>> begin Data listing

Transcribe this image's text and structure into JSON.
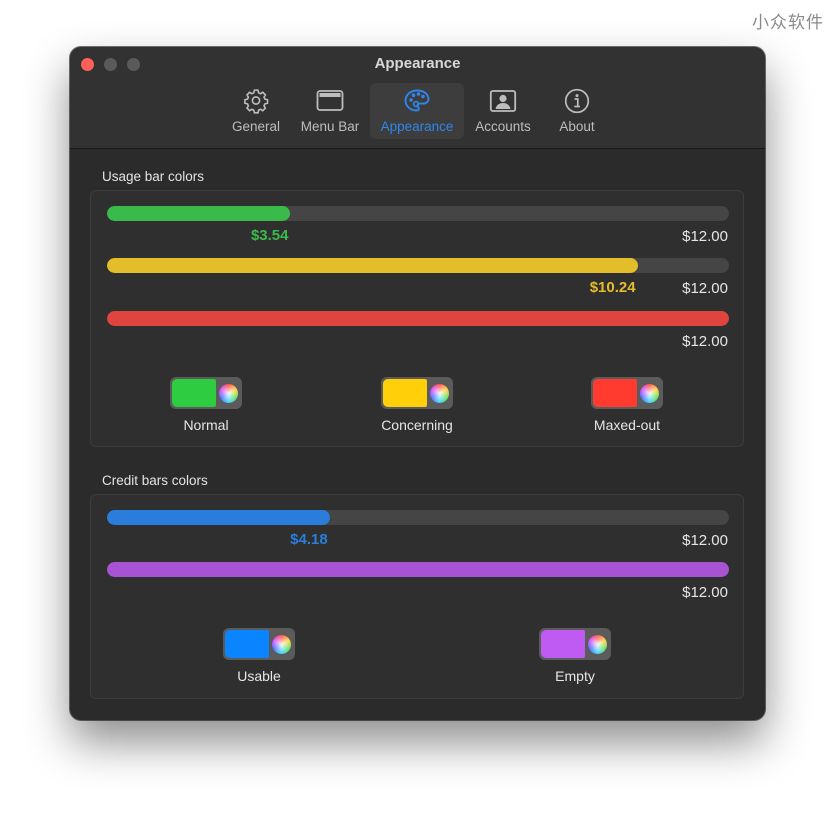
{
  "watermark": "小众软件",
  "window": {
    "title": "Appearance",
    "traffic_lights": [
      "close",
      "minimize",
      "maximize"
    ]
  },
  "toolbar": {
    "tabs": [
      {
        "label": "General",
        "icon": "gear-icon",
        "active": false
      },
      {
        "label": "Menu Bar",
        "icon": "menu-bar-icon",
        "active": false
      },
      {
        "label": "Appearance",
        "icon": "palette-icon",
        "active": true
      },
      {
        "label": "Accounts",
        "icon": "person-card-icon",
        "active": false
      },
      {
        "label": "About",
        "icon": "info-icon",
        "active": false
      }
    ]
  },
  "usage": {
    "title": "Usage bar colors",
    "bars": [
      {
        "value_label": "$3.54",
        "max_label": "$12.00",
        "fraction": 0.295,
        "color": "#3bba4c"
      },
      {
        "value_label": "$10.24",
        "max_label": "$12.00",
        "fraction": 0.853,
        "color": "#e3bd2a"
      },
      {
        "value_label": "",
        "max_label": "$12.00",
        "fraction": 1.0,
        "color": "#e0443e"
      }
    ],
    "swatches": [
      {
        "label": "Normal",
        "color": "#2ecc40"
      },
      {
        "label": "Concerning",
        "color": "#ffcf0a"
      },
      {
        "label": "Maxed-out",
        "color": "#ff3b30"
      }
    ],
    "value_colors": [
      "#3bba4c",
      "#e3bd2a"
    ]
  },
  "credit": {
    "title": "Credit bars colors",
    "bars": [
      {
        "value_label": "$4.18",
        "max_label": "$12.00",
        "fraction": 0.358,
        "color": "#2a7ddb"
      },
      {
        "value_label": "",
        "max_label": "$12.00",
        "fraction": 1.0,
        "color": "#a753d4"
      }
    ],
    "swatches": [
      {
        "label": "Usable",
        "color": "#0a84ff"
      },
      {
        "label": "Empty",
        "color": "#bf5af2"
      }
    ],
    "value_colors": [
      "#2a7ddb"
    ]
  }
}
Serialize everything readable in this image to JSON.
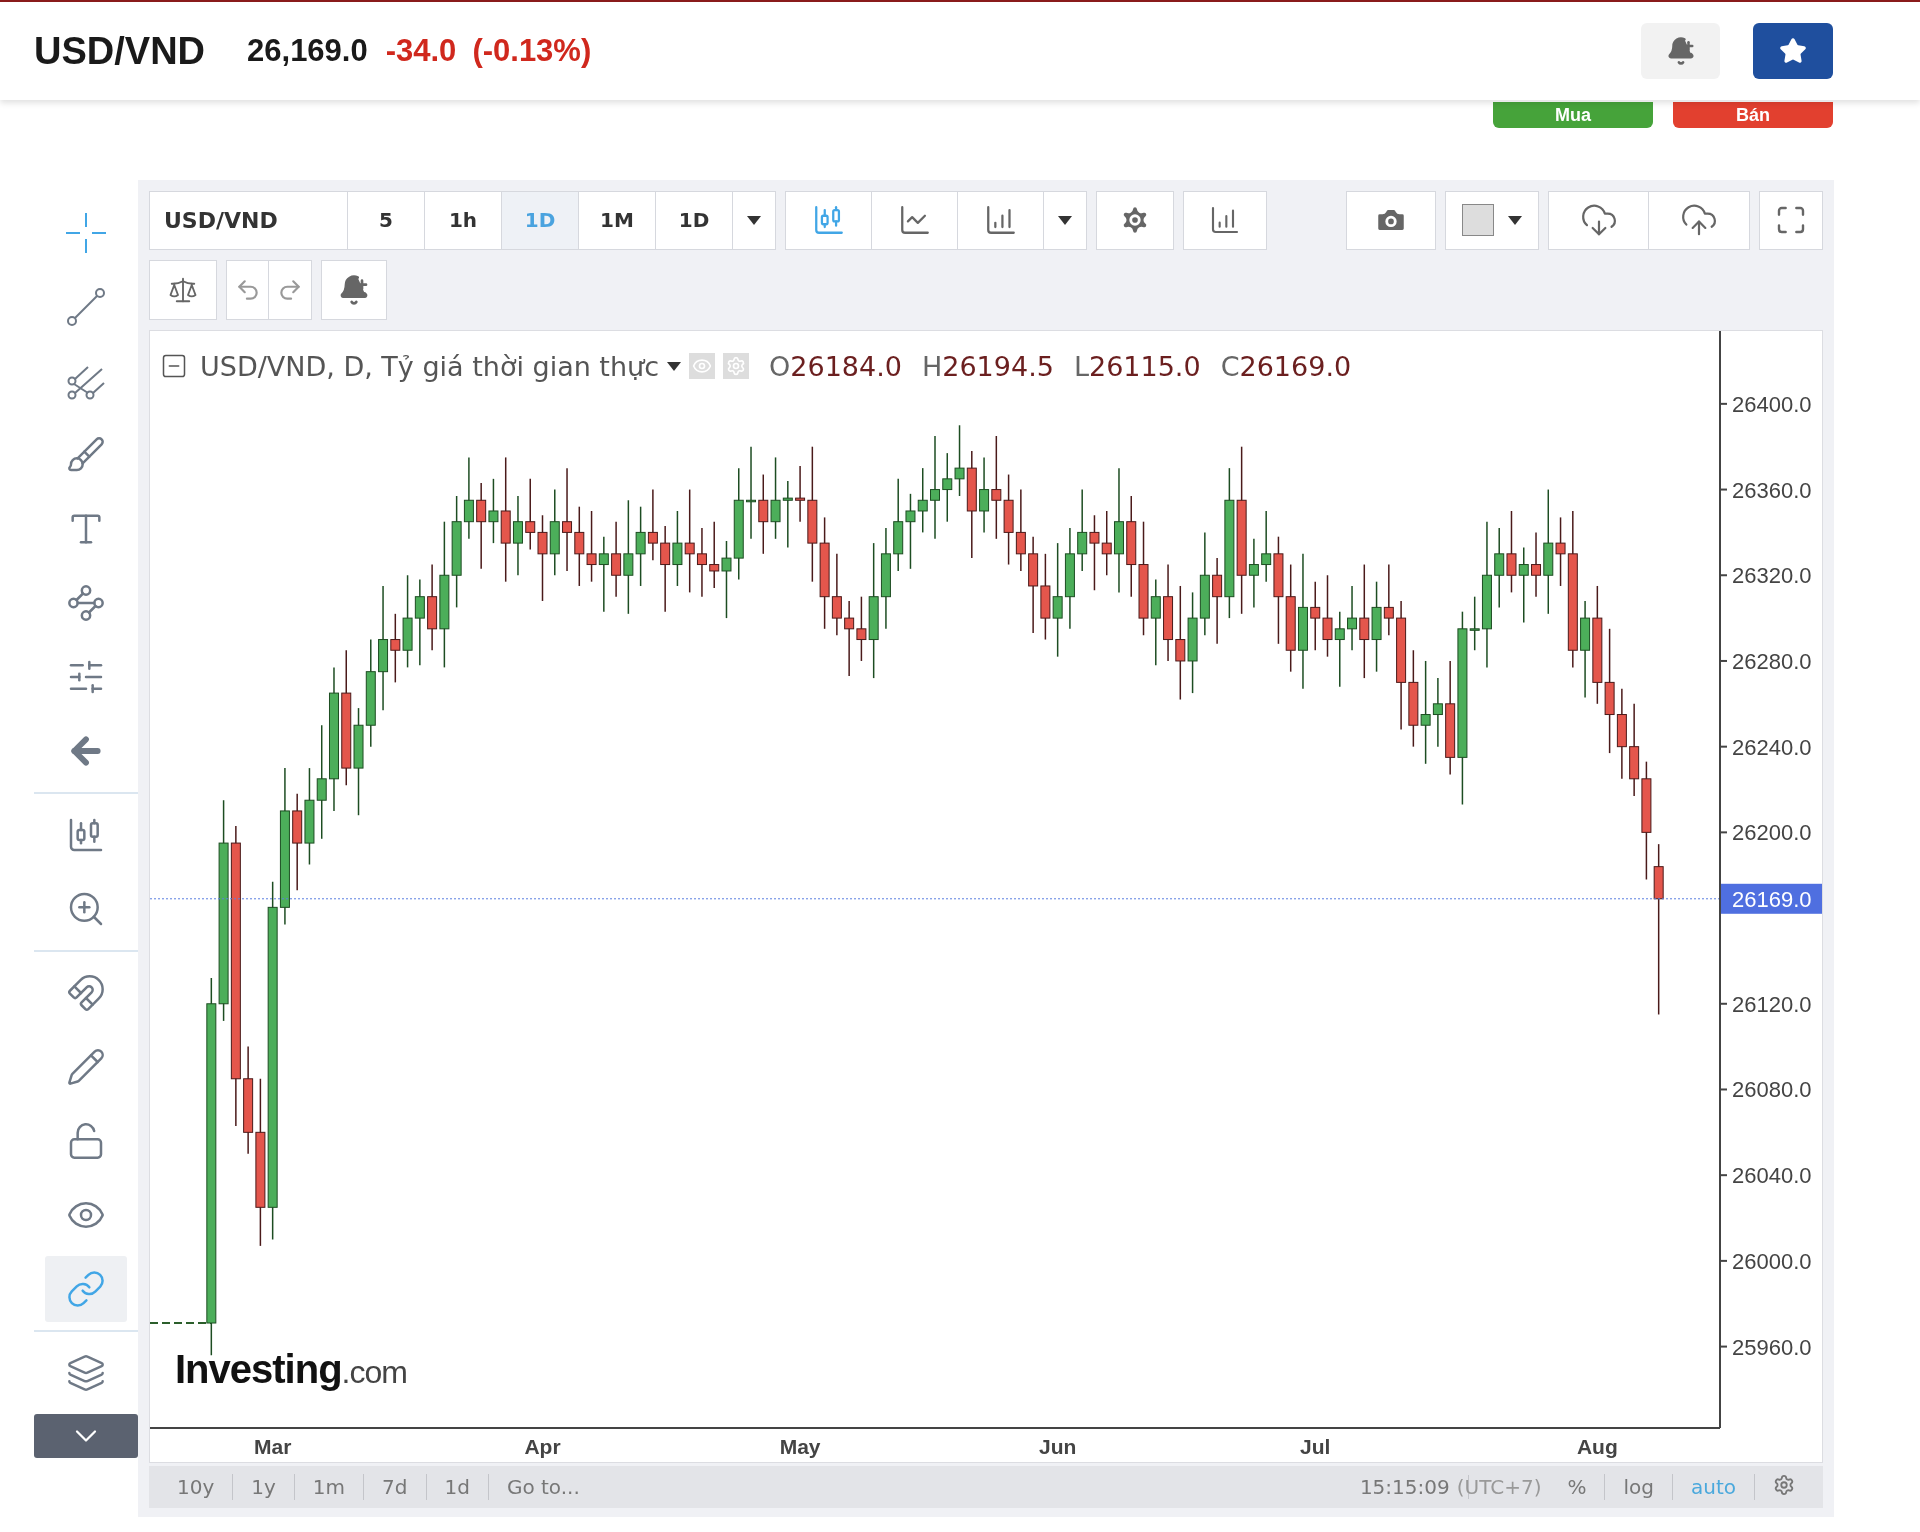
{
  "header": {
    "symbol": "USD/VND",
    "price": "26,169.0",
    "change": "-34.0",
    "change_percent": "(-0.13%)"
  },
  "trade_buttons": [
    {
      "label": "Mua",
      "kind": "buy"
    },
    {
      "label": "Bán",
      "kind": "sell"
    }
  ],
  "left_toolbar": {
    "groups": [
      {
        "tools": [
          {
            "kind": "crosshair",
            "active": true
          },
          {
            "kind": "trend_line",
            "active": false
          },
          {
            "kind": "pitchfork",
            "active": false
          },
          {
            "kind": "brush",
            "active": false
          },
          {
            "kind": "text",
            "active": false
          },
          {
            "kind": "pattern",
            "active": false
          },
          {
            "kind": "measure",
            "active": false
          },
          {
            "kind": "arrow",
            "active": false
          }
        ]
      },
      {
        "tools": [
          {
            "kind": "ruler",
            "active": false
          },
          {
            "kind": "zoom",
            "active": false
          }
        ]
      },
      {
        "tools": [
          {
            "kind": "magnet",
            "active": false
          },
          {
            "kind": "lock_drawings",
            "active": false
          },
          {
            "kind": "lock",
            "active": false
          },
          {
            "kind": "visibility",
            "active": false
          },
          {
            "kind": "link",
            "active": true
          }
        ]
      },
      {
        "tools": [
          {
            "kind": "layers",
            "active": false
          },
          {
            "kind": "collapse"
          }
        ]
      }
    ]
  },
  "toolbar": {
    "symbol": "USD/VND",
    "intervals": [
      {
        "label": "5",
        "selected": false
      },
      {
        "label": "1h",
        "selected": false
      },
      {
        "label": "1D",
        "selected": true
      },
      {
        "label": "1M",
        "selected": false
      },
      {
        "label": "1D",
        "selected": false
      }
    ],
    "chart_types": [
      {
        "kind": "candles",
        "selected": true
      },
      {
        "kind": "area",
        "selected": false
      },
      {
        "kind": "bars",
        "selected": false
      }
    ]
  },
  "legend": {
    "title": "USD/VND, D, Tỷ giá thời gian thực",
    "ohlc": [
      {
        "label": "O",
        "value": "26184.0"
      },
      {
        "label": "H",
        "value": "26194.5"
      },
      {
        "label": "L",
        "value": "26115.0"
      },
      {
        "label": "C",
        "value": "26169.0"
      }
    ]
  },
  "chart": {
    "logo": {
      "name": "Investing",
      "suffix": ".com"
    },
    "chart_data": {
      "type": "candlestick",
      "ylim": [
        25922,
        26434
      ],
      "ref_lines": [
        {
          "axis": "y",
          "value": 26169,
          "label": "26169.0"
        }
      ],
      "categories": [
        null,
        null,
        null,
        null,
        null,
        "Mar",
        null,
        null,
        null,
        null,
        null,
        null,
        null,
        null,
        null,
        null,
        null,
        null,
        null,
        null,
        null,
        null,
        null,
        null,
        null,
        null,
        null,
        "Apr",
        null,
        null,
        null,
        null,
        null,
        null,
        null,
        null,
        null,
        null,
        null,
        null,
        null,
        null,
        null,
        null,
        null,
        null,
        null,
        null,
        "May",
        null,
        null,
        null,
        null,
        null,
        null,
        null,
        null,
        null,
        null,
        null,
        null,
        null,
        null,
        null,
        null,
        null,
        null,
        null,
        null,
        "Jun",
        null,
        null,
        null,
        null,
        null,
        null,
        null,
        null,
        null,
        null,
        null,
        null,
        null,
        null,
        null,
        null,
        null,
        null,
        null,
        null,
        "Jul",
        null,
        null,
        null,
        null,
        null,
        null,
        null,
        null,
        null,
        null,
        null,
        null,
        null,
        null,
        null,
        null,
        null,
        null,
        null,
        null,
        null,
        null,
        "Aug",
        null,
        null,
        null,
        null,
        null
      ],
      "yticks": [
        {
          "value": 26400,
          "label": "26400.0"
        },
        {
          "value": 26360,
          "label": "26360.0"
        },
        {
          "value": 26320,
          "label": "26320.0"
        },
        {
          "value": 26280,
          "label": "26280.0"
        },
        {
          "value": 26240,
          "label": "26240.0"
        },
        {
          "value": 26200,
          "label": "26200.0"
        },
        {
          "value": 26120,
          "label": "26120.0"
        },
        {
          "value": 26080,
          "label": "26080.0"
        },
        {
          "value": 26040,
          "label": "26040.0"
        },
        {
          "value": 26000,
          "label": "26000.0"
        },
        {
          "value": 25960,
          "label": "25960.0"
        }
      ],
      "ohlc": [
        [
          25971,
          26132,
          25956,
          26120
        ],
        [
          26120,
          26215,
          26112,
          26195
        ],
        [
          26195,
          26203,
          26063,
          26085
        ],
        [
          26085,
          26100,
          26050,
          26060
        ],
        [
          26060,
          26085,
          26007,
          26025
        ],
        [
          26025,
          26177,
          26010,
          26165
        ],
        [
          26165,
          26230,
          26157,
          26210
        ],
        [
          26210,
          26218,
          26173,
          26195
        ],
        [
          26195,
          26230,
          26185,
          26215
        ],
        [
          26215,
          26250,
          26197,
          26225
        ],
        [
          26225,
          26277,
          26210,
          26265
        ],
        [
          26265,
          26285,
          26222,
          26230
        ],
        [
          26230,
          26258,
          26208,
          26250
        ],
        [
          26250,
          26290,
          26240,
          26275
        ],
        [
          26275,
          26315,
          26257,
          26290
        ],
        [
          26290,
          26302,
          26270,
          26285
        ],
        [
          26285,
          26320,
          26277,
          26300
        ],
        [
          26300,
          26318,
          26278,
          26310
        ],
        [
          26310,
          26325,
          26285,
          26295
        ],
        [
          26295,
          26345,
          26277,
          26320
        ],
        [
          26320,
          26357,
          26305,
          26345
        ],
        [
          26345,
          26375,
          26337,
          26355
        ],
        [
          26355,
          26363,
          26323,
          26345
        ],
        [
          26345,
          26365,
          26335,
          26350
        ],
        [
          26350,
          26375,
          26317,
          26335
        ],
        [
          26335,
          26357,
          26320,
          26345
        ],
        [
          26345,
          26365,
          26332,
          26340
        ],
        [
          26340,
          26348,
          26308,
          26330
        ],
        [
          26330,
          26360,
          26320,
          26345
        ],
        [
          26345,
          26370,
          26322,
          26340
        ],
        [
          26340,
          26352,
          26315,
          26330
        ],
        [
          26330,
          26350,
          26317,
          26325
        ],
        [
          26325,
          26338,
          26303,
          26330
        ],
        [
          26330,
          26345,
          26310,
          26320
        ],
        [
          26320,
          26355,
          26302,
          26330
        ],
        [
          26330,
          26352,
          26315,
          26340
        ],
        [
          26340,
          26360,
          26327,
          26335
        ],
        [
          26335,
          26343,
          26303,
          26325
        ],
        [
          26325,
          26350,
          26315,
          26335
        ],
        [
          26335,
          26360,
          26312,
          26330
        ],
        [
          26330,
          26342,
          26310,
          26325
        ],
        [
          26325,
          26345,
          26314,
          26322
        ],
        [
          26322,
          26336,
          26300,
          26328
        ],
        [
          26328,
          26370,
          26318,
          26355
        ],
        [
          26355,
          26380,
          26337,
          26355
        ],
        [
          26355,
          26367,
          26330,
          26345
        ],
        [
          26345,
          26375,
          26337,
          26355
        ],
        [
          26355,
          26364,
          26333,
          26356
        ],
        [
          26356,
          26371,
          26345,
          26355
        ],
        [
          26355,
          26380,
          26317,
          26335
        ],
        [
          26335,
          26347,
          26295,
          26310
        ],
        [
          26310,
          26330,
          26292,
          26300
        ],
        [
          26300,
          26308,
          26273,
          26295
        ],
        [
          26295,
          26310,
          26280,
          26290
        ],
        [
          26290,
          26335,
          26272,
          26310
        ],
        [
          26310,
          26342,
          26295,
          26330
        ],
        [
          26330,
          26365,
          26322,
          26345
        ],
        [
          26345,
          26358,
          26323,
          26350
        ],
        [
          26350,
          26370,
          26340,
          26355
        ],
        [
          26355,
          26385,
          26337,
          26360
        ],
        [
          26360,
          26377,
          26345,
          26365
        ],
        [
          26365,
          26390,
          26357,
          26370
        ],
        [
          26370,
          26378,
          26328,
          26350
        ],
        [
          26350,
          26375,
          26340,
          26360
        ],
        [
          26360,
          26385,
          26337,
          26355
        ],
        [
          26355,
          26367,
          26325,
          26340
        ],
        [
          26340,
          26360,
          26322,
          26330
        ],
        [
          26330,
          26338,
          26293,
          26315
        ],
        [
          26315,
          26330,
          26290,
          26300
        ],
        [
          26300,
          26335,
          26282,
          26310
        ],
        [
          26310,
          26342,
          26295,
          26330
        ],
        [
          26330,
          26360,
          26322,
          26340
        ],
        [
          26340,
          26348,
          26313,
          26335
        ],
        [
          26335,
          26350,
          26320,
          26330
        ],
        [
          26330,
          26370,
          26312,
          26345
        ],
        [
          26345,
          26357,
          26310,
          26325
        ],
        [
          26325,
          26345,
          26292,
          26300
        ],
        [
          26300,
          26318,
          26278,
          26310
        ],
        [
          26310,
          26325,
          26280,
          26290
        ],
        [
          26290,
          26315,
          26262,
          26280
        ],
        [
          26280,
          26312,
          26265,
          26300
        ],
        [
          26300,
          26340,
          26292,
          26320
        ],
        [
          26320,
          26328,
          26288,
          26310
        ],
        [
          26310,
          26370,
          26300,
          26355
        ],
        [
          26355,
          26380,
          26302,
          26320
        ],
        [
          26320,
          26337,
          26305,
          26325
        ],
        [
          26325,
          26350,
          26317,
          26330
        ],
        [
          26330,
          26338,
          26288,
          26310
        ],
        [
          26310,
          26325,
          26275,
          26285
        ],
        [
          26285,
          26330,
          26267,
          26305
        ],
        [
          26305,
          26317,
          26285,
          26300
        ],
        [
          26300,
          26320,
          26282,
          26290
        ],
        [
          26290,
          26303,
          26268,
          26295
        ],
        [
          26295,
          26315,
          26285,
          26300
        ],
        [
          26300,
          26325,
          26272,
          26290
        ],
        [
          26290,
          26317,
          26275,
          26305
        ],
        [
          26305,
          26325,
          26292,
          26300
        ],
        [
          26300,
          26308,
          26248,
          26270
        ],
        [
          26270,
          26285,
          26240,
          26250
        ],
        [
          26250,
          26280,
          26232,
          26255
        ],
        [
          26255,
          26272,
          26240,
          26260
        ],
        [
          26260,
          26280,
          26227,
          26235
        ],
        [
          26235,
          26303,
          26213,
          26295
        ],
        [
          26295,
          26310,
          26285,
          26295
        ],
        [
          26295,
          26345,
          26277,
          26320
        ],
        [
          26320,
          26342,
          26305,
          26330
        ],
        [
          26330,
          26350,
          26312,
          26320
        ],
        [
          26320,
          26333,
          26298,
          26325
        ],
        [
          26325,
          26340,
          26310,
          26320
        ],
        [
          26320,
          26360,
          26302,
          26335
        ],
        [
          26335,
          26347,
          26315,
          26330
        ],
        [
          26330,
          26350,
          26277,
          26285
        ],
        [
          26285,
          26308,
          26263,
          26300
        ],
        [
          26300,
          26315,
          26260,
          26270
        ],
        [
          26270,
          26295,
          26237,
          26255
        ],
        [
          26255,
          26267,
          26225,
          26240
        ],
        [
          26240,
          26260,
          26217,
          26225
        ],
        [
          26225,
          26233,
          26178,
          26200
        ],
        [
          26184,
          26194.5,
          26115,
          26169
        ]
      ]
    }
  },
  "bottom_bar": {
    "ranges": [
      "10y",
      "1y",
      "1m",
      "7d",
      "1d"
    ],
    "goto": "Go to...",
    "time": "15:15:09",
    "timezone": "(UTC+7)",
    "scale_options": [
      {
        "label": "%",
        "selected": false
      },
      {
        "label": "log",
        "selected": false
      },
      {
        "label": "auto",
        "selected": true
      }
    ]
  }
}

>> end Data listing

Prompt –
Of all the lines in the data above, state how many include "text". Say only the number.

Task response –
2